What to do: Please copy out the stretch from "Any company that" through "protecting customer data." in the text on PCI compliant hosting below.

Any company that accepts credit card payments is held to the standards of the Payment Card Industry Data Security Standard. If your company intends to accept card payment and store, process, and transmit cardholder data, you need to host your data securely with a PCI compliant hosting provider. There are a variety of ways this can be accomplished, so we will go through a few of them to give you a better idea of what needs to be done when protecting customer data.
By creating a secure network, you ensure customer data is safe and well hidden from prying eyes. Setting up a firewall configuration to protect cardholder data is the first step. Your hosting provider should have firewalls in place to create a secure, private network. Work with them to gain insight on the matter and create a firewall configuration policy. Also, although it may sound obvious, create your own unique passwords for the system. Going with the default password can be dangerous as these are easy to generate and created simply as a placeholder. Create your own password to make it that much harder for outside forces to get in.
Protect your stored data. This applies to companies that store their cardholder data. Encrypt the transmission of cardholder data across open, public networks. It may sound obvious, but this is important to about identity theft. Encrypted data is unreadable and unusable to an intruder without the property cryptographic keys. These keys are plaintext turned into ciphertext, which contains information unreadable to those without the cipher or the correct decryption algorithm.

Source data:
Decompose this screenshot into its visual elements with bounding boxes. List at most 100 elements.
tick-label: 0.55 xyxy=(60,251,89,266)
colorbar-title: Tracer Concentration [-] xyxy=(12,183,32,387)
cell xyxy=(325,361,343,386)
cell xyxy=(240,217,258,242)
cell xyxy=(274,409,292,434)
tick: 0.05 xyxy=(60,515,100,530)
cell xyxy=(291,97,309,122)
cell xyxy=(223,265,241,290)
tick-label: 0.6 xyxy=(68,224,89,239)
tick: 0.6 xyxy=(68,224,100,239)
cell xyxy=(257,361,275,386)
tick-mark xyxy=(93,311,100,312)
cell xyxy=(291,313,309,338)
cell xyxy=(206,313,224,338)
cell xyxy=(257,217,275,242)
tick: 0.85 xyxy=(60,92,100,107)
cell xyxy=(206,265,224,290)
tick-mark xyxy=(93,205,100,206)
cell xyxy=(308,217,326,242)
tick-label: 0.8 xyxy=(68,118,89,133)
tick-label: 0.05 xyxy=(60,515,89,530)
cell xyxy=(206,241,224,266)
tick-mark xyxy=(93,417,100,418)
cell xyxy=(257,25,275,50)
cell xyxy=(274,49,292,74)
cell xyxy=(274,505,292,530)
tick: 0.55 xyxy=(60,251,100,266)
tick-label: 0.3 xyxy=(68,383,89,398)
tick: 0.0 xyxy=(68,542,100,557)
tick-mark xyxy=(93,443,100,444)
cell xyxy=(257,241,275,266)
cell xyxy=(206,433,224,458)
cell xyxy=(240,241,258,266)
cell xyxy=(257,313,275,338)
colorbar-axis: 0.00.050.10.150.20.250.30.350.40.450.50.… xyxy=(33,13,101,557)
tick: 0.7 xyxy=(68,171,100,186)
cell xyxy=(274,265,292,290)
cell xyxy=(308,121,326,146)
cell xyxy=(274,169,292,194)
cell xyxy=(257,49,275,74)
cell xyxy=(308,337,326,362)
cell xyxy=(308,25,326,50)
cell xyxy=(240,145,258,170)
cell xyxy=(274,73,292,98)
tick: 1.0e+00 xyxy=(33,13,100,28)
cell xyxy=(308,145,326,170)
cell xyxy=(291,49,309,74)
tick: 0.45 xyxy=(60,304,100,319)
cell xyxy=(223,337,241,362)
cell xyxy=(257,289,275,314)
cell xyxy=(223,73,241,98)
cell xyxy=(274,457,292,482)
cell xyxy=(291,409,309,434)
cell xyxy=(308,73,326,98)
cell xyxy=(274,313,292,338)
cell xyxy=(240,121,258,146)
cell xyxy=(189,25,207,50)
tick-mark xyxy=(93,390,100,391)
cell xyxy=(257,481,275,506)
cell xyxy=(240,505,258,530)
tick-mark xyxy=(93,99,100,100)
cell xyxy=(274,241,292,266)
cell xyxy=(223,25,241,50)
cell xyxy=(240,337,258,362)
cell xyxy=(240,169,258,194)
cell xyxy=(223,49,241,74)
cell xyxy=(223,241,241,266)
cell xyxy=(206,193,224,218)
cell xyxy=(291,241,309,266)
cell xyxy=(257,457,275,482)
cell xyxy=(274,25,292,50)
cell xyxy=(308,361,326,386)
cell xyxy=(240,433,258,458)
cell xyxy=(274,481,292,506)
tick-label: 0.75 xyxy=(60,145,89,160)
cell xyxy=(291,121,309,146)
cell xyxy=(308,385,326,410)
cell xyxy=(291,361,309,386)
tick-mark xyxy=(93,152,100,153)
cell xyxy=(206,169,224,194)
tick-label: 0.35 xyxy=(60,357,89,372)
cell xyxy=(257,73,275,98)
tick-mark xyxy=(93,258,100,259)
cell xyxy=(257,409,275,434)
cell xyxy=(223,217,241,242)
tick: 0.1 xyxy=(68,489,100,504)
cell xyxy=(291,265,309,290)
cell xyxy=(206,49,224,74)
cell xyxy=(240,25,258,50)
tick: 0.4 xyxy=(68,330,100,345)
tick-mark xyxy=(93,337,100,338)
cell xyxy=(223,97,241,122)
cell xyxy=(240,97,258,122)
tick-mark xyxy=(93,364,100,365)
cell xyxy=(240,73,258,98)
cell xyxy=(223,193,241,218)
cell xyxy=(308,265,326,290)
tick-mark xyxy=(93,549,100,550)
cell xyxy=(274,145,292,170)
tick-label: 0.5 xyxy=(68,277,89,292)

Exercise output:
Any company that accepts credit card payments is held to the standards of the Payment Card Industry Data Security Standard. If your company intends to accept card payment and store, process, and transmit cardholder data, you need to host your data securely with a PCI compliant hosting provider. There are a variety of ways this can be accomplished, so we will go through a few of them to give you a better idea of what needs to be done when protecting customer data.